§ **Goal**
Keep only the lines of the listing that include the word "write", and copy them.

──────── Dataset

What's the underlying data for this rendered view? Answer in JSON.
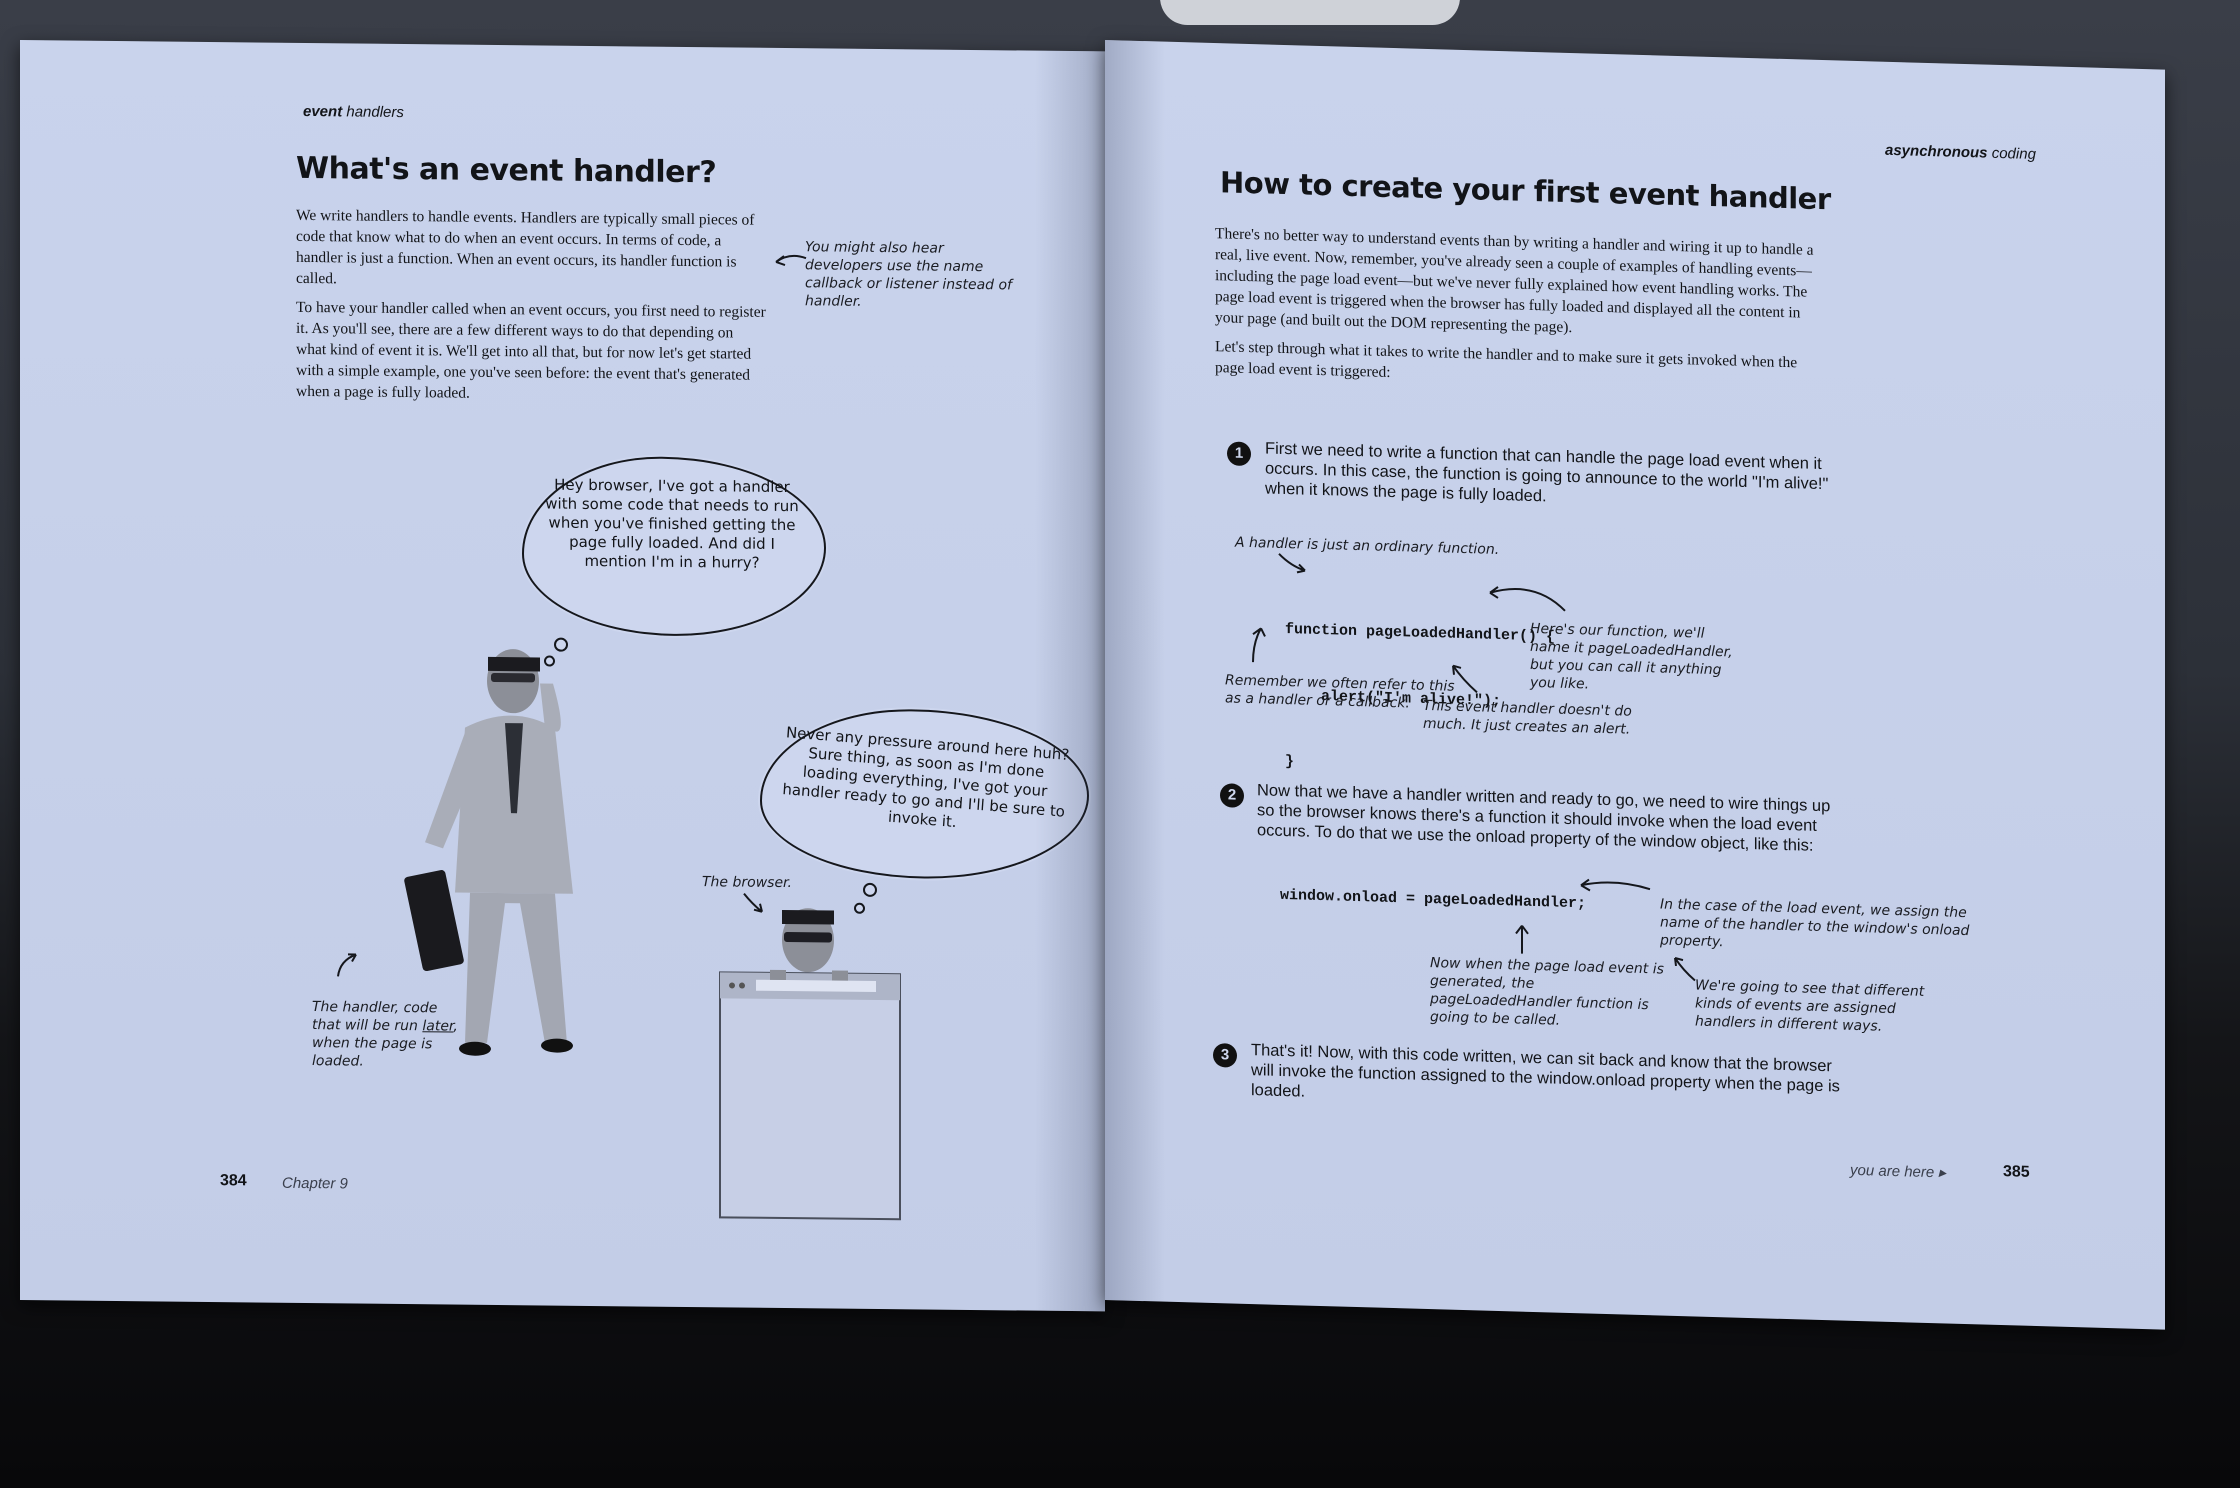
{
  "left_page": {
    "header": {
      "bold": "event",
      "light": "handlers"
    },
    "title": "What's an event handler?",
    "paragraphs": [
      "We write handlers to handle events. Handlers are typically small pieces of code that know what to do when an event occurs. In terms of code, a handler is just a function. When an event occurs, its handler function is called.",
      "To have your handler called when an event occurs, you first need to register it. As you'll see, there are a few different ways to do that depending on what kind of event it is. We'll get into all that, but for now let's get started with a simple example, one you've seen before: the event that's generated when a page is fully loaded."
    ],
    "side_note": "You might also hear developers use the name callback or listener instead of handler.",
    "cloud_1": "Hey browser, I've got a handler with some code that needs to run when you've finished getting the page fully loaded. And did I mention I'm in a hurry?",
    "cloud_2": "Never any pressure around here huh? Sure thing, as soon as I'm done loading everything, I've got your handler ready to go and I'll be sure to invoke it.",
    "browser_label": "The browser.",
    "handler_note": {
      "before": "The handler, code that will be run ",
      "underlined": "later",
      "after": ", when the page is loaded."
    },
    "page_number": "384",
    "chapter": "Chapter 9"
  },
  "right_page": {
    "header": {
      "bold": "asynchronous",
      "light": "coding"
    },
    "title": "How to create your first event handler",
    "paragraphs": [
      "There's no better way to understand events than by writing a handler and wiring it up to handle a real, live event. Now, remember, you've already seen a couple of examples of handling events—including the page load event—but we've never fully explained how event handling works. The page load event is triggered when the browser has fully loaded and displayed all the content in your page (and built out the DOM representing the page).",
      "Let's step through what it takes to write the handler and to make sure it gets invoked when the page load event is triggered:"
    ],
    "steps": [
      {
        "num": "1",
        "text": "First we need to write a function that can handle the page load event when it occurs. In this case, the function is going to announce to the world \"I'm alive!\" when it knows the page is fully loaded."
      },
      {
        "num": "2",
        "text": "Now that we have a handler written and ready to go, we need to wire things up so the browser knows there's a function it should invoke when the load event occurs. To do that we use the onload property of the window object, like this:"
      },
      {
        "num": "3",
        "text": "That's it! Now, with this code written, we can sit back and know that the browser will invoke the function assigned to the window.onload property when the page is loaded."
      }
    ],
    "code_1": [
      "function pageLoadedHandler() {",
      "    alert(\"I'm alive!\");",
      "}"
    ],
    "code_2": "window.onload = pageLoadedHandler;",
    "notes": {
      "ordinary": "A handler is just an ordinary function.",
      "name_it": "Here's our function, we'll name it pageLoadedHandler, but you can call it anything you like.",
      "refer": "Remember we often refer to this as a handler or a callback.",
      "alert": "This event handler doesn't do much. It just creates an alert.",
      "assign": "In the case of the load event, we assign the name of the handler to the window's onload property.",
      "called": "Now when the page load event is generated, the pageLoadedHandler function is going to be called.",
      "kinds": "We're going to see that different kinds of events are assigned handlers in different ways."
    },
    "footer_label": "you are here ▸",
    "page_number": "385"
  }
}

────────────────
──────── Dataset

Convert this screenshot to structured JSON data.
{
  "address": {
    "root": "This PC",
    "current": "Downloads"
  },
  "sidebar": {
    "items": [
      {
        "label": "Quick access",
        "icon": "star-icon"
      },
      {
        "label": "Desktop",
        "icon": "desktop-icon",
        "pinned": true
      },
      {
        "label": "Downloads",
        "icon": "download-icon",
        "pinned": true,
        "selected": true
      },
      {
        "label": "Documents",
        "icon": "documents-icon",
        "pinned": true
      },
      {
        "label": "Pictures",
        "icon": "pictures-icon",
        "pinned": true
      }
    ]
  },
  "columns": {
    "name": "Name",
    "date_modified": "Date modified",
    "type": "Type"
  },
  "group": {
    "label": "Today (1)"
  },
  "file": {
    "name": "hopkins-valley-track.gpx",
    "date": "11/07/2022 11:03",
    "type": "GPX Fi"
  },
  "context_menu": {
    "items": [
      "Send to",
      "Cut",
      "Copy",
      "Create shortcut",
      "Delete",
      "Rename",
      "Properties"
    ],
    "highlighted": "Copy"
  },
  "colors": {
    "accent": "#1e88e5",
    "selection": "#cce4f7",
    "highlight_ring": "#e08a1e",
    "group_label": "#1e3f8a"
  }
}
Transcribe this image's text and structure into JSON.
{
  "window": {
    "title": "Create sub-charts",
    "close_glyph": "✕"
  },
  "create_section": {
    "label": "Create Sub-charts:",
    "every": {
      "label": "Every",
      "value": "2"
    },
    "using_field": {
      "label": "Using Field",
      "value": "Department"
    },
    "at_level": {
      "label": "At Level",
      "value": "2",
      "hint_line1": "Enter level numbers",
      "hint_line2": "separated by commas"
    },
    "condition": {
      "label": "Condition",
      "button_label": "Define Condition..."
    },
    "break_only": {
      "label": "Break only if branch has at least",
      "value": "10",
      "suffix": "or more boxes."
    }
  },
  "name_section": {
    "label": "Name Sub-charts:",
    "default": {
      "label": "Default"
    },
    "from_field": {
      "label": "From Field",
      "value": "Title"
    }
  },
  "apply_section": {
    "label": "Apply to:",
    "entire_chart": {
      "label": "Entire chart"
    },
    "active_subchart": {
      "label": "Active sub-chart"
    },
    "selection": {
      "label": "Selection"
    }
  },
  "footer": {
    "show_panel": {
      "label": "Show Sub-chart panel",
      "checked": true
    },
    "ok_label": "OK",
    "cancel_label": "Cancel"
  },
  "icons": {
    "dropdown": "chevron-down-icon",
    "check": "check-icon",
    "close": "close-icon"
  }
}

────────────────
──────── Dataset

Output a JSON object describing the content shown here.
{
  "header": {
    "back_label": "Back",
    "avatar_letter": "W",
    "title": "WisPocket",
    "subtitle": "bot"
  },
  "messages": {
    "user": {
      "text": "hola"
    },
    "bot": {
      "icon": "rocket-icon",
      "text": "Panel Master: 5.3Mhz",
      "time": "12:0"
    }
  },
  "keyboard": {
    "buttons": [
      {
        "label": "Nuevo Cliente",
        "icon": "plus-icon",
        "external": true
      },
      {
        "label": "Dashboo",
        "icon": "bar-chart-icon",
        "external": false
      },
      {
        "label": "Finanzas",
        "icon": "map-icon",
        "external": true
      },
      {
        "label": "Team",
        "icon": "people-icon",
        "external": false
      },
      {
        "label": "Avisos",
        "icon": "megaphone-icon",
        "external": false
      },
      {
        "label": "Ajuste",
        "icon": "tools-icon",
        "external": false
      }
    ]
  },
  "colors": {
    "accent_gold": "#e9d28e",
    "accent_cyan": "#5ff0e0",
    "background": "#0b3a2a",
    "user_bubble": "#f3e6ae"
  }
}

────────────────

§ **Result of this exercise**
      "We write handlers to handle events. Handlers are typically small pieces of code that know what to do when an event occurs. In terms of code, a handler is just a function. When an event occurs, its handler function is called.",
      "Let's step through what it takes to write the handler and to make sure it gets invoked when the page load event is triggered:"
        "text": "First we need to write a function that can handle the page load event when it occurs. In this case, the function is going to announce to the world \"I'm alive!\" when it knows the page is fully loaded."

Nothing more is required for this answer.